• Goal
Lines containing the word "stamen" are the ones to copy from the records below.

[start of Materials provided]

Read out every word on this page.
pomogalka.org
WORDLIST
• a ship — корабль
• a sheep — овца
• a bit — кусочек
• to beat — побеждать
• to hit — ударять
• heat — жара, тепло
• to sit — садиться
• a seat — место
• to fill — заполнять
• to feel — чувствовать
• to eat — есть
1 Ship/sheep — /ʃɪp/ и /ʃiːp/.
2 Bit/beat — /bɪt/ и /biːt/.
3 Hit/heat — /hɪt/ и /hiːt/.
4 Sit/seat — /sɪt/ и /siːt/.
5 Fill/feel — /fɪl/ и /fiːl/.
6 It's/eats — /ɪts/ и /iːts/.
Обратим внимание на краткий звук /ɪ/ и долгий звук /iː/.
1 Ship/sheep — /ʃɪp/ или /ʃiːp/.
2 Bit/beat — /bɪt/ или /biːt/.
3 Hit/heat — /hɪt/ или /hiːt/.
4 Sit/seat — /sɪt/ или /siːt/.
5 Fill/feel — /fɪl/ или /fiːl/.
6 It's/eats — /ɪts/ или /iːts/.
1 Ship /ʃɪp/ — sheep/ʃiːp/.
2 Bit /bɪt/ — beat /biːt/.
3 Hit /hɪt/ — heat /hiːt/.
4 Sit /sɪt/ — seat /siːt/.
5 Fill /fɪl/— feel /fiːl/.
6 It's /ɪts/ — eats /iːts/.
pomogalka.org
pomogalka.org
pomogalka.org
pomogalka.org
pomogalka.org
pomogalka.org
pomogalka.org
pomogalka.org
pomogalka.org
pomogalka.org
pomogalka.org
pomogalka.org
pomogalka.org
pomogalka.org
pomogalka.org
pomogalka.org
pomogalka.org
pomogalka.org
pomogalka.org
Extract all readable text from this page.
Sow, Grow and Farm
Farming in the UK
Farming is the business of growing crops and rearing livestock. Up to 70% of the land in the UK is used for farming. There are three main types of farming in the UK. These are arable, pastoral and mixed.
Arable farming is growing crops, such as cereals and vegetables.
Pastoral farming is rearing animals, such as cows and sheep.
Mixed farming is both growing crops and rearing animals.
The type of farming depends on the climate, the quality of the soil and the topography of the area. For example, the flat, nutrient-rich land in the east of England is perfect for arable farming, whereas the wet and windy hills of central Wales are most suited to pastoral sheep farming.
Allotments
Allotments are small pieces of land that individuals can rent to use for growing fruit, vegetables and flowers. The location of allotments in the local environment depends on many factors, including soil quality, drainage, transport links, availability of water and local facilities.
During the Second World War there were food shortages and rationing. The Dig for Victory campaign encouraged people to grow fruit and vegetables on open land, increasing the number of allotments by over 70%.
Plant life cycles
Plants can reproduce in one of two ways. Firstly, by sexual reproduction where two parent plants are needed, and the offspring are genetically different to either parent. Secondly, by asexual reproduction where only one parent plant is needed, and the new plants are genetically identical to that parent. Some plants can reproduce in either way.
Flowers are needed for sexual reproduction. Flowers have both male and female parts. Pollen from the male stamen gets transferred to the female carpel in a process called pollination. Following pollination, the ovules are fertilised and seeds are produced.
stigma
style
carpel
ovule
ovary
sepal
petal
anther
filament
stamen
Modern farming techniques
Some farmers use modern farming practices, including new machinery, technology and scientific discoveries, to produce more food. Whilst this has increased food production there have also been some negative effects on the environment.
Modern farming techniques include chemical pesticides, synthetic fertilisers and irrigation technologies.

[end of Materials provided]

• Completed task
Flowers are needed for sexual reproduction. Flowers have both male and female parts. Pollen from the male stamen gets transferred to the female carpel in a process called pollination. Following pollination, the ovules are fertilised and seeds are produced.
stamen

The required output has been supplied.